▶ GIVEN RECORDS:
=======

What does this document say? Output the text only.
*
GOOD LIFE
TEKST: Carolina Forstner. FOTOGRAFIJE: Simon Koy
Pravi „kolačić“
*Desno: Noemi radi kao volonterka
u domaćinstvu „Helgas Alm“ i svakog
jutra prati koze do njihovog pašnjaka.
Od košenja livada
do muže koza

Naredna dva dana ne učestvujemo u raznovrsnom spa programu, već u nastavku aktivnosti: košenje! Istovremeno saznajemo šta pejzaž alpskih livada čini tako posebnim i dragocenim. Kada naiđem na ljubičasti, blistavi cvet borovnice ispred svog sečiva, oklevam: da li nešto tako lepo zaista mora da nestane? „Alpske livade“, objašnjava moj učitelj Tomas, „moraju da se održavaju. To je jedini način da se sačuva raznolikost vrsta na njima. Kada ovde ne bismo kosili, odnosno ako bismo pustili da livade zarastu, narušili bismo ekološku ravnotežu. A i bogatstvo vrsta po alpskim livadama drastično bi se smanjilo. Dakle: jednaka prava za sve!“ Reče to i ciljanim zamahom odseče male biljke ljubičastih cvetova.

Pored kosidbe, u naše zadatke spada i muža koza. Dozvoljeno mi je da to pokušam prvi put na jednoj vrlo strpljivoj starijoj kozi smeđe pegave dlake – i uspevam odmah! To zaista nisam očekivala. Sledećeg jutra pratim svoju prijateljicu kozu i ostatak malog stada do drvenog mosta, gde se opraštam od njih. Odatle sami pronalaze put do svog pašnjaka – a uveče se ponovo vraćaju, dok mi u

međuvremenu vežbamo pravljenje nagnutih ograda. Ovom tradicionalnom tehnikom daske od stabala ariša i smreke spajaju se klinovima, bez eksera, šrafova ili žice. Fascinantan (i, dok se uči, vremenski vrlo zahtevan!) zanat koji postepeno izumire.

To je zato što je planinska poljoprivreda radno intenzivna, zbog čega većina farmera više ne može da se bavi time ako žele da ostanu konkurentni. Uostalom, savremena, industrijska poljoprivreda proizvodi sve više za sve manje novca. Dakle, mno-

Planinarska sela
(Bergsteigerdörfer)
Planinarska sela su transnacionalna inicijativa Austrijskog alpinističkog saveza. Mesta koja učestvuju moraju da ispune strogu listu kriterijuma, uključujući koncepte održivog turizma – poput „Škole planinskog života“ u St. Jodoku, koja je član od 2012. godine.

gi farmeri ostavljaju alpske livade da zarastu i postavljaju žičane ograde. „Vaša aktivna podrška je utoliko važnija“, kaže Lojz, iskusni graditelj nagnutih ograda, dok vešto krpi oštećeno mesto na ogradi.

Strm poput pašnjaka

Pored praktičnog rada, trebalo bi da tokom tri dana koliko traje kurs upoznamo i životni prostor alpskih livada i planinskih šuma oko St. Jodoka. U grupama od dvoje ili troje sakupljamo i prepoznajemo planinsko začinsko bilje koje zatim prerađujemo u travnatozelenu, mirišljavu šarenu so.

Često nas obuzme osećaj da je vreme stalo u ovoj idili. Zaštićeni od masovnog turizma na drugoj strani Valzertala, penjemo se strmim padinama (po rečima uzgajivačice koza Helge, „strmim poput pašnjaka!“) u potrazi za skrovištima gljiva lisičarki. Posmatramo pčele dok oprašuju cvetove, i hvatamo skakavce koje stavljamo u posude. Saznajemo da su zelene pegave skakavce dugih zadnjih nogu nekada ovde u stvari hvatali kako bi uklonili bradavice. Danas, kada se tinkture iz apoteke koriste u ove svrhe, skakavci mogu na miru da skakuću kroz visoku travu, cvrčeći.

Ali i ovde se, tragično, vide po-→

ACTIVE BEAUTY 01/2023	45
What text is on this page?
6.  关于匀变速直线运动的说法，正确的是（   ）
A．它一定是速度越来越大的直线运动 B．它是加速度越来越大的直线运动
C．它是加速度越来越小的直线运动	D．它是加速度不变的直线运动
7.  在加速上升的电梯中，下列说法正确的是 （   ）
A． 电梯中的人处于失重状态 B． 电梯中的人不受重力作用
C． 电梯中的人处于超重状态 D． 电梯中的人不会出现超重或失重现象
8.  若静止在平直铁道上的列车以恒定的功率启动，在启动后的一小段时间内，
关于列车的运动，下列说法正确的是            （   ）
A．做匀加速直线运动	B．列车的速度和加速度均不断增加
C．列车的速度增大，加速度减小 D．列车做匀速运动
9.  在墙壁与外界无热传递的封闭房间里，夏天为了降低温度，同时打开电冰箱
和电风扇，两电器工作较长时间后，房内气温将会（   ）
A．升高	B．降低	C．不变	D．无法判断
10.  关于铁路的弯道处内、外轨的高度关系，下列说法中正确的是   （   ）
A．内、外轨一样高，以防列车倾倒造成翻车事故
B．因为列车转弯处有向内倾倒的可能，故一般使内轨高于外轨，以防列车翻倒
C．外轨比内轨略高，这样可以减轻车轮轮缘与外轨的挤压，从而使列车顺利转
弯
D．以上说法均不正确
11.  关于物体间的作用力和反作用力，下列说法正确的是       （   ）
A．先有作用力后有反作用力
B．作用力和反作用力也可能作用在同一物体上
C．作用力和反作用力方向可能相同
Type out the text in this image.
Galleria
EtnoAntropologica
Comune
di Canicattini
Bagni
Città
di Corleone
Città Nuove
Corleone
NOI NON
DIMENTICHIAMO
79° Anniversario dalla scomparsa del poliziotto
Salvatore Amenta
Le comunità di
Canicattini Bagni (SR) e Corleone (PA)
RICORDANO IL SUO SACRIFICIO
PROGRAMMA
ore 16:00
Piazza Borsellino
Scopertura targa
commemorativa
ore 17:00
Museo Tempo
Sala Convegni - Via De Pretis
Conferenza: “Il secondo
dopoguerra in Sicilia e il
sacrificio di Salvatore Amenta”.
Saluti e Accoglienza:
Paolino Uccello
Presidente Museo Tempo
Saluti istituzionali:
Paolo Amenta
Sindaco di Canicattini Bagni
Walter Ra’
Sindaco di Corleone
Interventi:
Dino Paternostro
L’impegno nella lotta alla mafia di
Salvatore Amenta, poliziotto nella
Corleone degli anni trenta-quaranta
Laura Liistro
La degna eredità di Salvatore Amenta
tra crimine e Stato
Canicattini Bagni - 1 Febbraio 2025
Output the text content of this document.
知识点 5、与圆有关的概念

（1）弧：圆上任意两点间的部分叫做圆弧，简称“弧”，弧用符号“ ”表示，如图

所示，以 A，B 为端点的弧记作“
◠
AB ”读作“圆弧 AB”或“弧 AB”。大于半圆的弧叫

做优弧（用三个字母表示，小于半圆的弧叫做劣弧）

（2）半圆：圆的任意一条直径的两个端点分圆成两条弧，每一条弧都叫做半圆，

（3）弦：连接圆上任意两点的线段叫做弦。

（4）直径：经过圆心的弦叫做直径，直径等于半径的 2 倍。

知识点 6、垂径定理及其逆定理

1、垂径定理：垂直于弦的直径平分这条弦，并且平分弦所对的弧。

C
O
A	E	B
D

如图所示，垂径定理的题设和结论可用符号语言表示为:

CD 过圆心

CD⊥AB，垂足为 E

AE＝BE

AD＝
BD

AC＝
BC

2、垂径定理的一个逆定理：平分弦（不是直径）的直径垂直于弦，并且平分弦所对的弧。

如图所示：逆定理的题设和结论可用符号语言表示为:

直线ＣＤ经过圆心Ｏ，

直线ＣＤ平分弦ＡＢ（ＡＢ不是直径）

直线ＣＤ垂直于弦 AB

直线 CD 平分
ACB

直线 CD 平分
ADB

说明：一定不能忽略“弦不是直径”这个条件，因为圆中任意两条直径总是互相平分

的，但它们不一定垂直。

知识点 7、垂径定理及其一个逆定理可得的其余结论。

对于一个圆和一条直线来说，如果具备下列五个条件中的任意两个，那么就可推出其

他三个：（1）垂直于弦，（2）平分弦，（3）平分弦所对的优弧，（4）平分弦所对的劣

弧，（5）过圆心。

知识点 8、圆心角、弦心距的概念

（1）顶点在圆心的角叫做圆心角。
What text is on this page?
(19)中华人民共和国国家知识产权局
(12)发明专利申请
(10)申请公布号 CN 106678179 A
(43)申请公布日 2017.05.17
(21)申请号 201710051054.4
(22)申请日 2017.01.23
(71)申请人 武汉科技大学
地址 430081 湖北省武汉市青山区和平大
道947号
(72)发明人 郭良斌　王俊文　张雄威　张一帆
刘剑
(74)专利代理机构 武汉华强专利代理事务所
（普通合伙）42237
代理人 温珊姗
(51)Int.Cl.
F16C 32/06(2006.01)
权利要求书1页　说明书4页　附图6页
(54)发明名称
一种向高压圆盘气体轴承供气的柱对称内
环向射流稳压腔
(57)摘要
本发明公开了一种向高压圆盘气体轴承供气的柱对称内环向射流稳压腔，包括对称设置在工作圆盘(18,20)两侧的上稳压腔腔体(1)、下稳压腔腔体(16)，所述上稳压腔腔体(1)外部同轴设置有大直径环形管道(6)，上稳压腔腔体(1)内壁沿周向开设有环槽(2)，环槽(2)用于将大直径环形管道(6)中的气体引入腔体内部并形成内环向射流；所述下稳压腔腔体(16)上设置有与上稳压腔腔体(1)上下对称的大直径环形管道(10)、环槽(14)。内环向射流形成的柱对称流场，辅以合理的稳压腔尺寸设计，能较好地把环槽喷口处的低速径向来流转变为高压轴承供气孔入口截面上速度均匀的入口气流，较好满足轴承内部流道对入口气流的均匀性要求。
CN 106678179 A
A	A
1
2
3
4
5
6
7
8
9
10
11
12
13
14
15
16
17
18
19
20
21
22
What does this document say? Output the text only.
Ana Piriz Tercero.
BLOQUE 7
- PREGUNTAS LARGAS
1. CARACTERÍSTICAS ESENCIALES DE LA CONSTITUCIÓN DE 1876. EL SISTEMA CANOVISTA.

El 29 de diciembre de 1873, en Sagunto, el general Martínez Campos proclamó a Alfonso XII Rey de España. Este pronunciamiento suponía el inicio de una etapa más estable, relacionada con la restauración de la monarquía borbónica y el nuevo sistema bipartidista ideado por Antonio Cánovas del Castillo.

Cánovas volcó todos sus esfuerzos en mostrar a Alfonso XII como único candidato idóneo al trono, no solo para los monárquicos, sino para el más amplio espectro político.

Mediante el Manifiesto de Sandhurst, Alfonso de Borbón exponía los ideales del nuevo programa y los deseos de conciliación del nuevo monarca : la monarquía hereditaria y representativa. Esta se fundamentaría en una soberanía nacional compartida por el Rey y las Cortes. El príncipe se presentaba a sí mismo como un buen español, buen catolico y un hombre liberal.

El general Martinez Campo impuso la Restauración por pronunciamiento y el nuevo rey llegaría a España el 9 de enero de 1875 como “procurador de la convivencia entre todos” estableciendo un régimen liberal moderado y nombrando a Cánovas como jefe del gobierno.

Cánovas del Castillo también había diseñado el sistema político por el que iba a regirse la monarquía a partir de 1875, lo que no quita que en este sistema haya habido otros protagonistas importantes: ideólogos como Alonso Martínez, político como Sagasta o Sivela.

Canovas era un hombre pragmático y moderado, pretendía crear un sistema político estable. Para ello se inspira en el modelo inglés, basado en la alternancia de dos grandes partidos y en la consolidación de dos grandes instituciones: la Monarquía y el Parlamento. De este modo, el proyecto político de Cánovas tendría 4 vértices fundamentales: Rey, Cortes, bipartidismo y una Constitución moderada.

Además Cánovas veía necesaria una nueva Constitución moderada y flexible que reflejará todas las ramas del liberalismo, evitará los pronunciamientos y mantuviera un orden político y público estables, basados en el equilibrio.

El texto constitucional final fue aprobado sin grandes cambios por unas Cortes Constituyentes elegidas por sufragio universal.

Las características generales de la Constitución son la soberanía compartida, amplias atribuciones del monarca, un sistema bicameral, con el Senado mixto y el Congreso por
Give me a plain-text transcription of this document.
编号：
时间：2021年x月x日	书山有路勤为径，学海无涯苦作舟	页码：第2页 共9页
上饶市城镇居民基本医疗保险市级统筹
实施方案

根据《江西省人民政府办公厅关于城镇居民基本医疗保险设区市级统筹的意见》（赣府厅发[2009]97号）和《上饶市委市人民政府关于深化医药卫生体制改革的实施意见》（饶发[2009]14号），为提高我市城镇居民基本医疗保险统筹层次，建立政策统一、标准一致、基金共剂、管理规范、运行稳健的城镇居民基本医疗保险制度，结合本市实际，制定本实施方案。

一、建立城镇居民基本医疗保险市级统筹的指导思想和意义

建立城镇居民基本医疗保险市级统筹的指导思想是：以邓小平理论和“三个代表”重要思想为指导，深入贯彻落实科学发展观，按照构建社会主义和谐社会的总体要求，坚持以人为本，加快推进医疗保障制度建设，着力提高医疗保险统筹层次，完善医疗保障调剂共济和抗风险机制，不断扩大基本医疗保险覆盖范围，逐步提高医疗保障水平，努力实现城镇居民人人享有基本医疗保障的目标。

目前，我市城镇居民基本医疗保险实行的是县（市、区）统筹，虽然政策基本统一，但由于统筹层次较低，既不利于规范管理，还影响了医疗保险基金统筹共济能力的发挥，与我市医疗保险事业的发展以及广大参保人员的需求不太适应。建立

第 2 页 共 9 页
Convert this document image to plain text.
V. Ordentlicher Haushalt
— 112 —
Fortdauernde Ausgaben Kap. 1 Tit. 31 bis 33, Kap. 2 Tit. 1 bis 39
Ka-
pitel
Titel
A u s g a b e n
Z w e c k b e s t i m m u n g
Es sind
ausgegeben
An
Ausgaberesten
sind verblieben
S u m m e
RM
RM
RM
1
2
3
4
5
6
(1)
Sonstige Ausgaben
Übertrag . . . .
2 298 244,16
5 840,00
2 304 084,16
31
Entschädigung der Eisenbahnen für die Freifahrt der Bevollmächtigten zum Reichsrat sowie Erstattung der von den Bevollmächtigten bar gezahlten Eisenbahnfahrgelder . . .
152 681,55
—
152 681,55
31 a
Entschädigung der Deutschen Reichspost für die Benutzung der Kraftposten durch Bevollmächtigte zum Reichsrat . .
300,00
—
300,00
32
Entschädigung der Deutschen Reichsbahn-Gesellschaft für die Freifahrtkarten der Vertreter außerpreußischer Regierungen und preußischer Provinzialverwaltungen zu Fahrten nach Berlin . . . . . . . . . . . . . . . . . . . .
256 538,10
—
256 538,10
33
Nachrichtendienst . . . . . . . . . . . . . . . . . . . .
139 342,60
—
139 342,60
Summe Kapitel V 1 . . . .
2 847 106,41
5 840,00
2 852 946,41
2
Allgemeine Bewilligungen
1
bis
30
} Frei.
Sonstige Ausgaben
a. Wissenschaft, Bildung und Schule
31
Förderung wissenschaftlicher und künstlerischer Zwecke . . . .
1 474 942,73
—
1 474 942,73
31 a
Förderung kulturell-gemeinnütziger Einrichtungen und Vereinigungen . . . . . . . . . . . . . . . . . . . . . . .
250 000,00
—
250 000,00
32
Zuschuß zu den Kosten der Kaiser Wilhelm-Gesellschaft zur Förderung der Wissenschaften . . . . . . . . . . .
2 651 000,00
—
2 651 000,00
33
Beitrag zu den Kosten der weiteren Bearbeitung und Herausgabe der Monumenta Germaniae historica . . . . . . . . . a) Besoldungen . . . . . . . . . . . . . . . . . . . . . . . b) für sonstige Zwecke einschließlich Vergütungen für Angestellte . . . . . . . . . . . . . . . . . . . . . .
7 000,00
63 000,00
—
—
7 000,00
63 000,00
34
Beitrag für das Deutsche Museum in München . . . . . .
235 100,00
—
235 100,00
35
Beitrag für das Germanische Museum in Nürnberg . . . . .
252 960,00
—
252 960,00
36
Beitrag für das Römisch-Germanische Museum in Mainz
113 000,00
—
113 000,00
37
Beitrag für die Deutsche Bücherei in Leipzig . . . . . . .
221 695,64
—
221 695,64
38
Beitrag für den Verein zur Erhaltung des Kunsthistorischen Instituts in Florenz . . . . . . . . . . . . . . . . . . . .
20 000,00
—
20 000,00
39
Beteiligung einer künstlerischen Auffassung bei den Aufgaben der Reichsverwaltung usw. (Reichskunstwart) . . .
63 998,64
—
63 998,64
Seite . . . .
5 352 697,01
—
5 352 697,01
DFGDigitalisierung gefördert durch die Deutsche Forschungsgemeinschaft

=======

Where a line holds the string "Reichsrat", copy that line.

▶ ANSWER TO THIS PROBLEM:
Entschädigung der Eisenbahnen für die Freifahrt der Bevollmächtigten zum Reichsrat sowie Erstattung der von den Bevollmächtigten bar gezahlten Eisenbahnfahrgelder . . .
Entschädigung der Deutschen Reichspost für die Benutzung der Kraftposten durch Bevollmächtigte zum Reichsrat . .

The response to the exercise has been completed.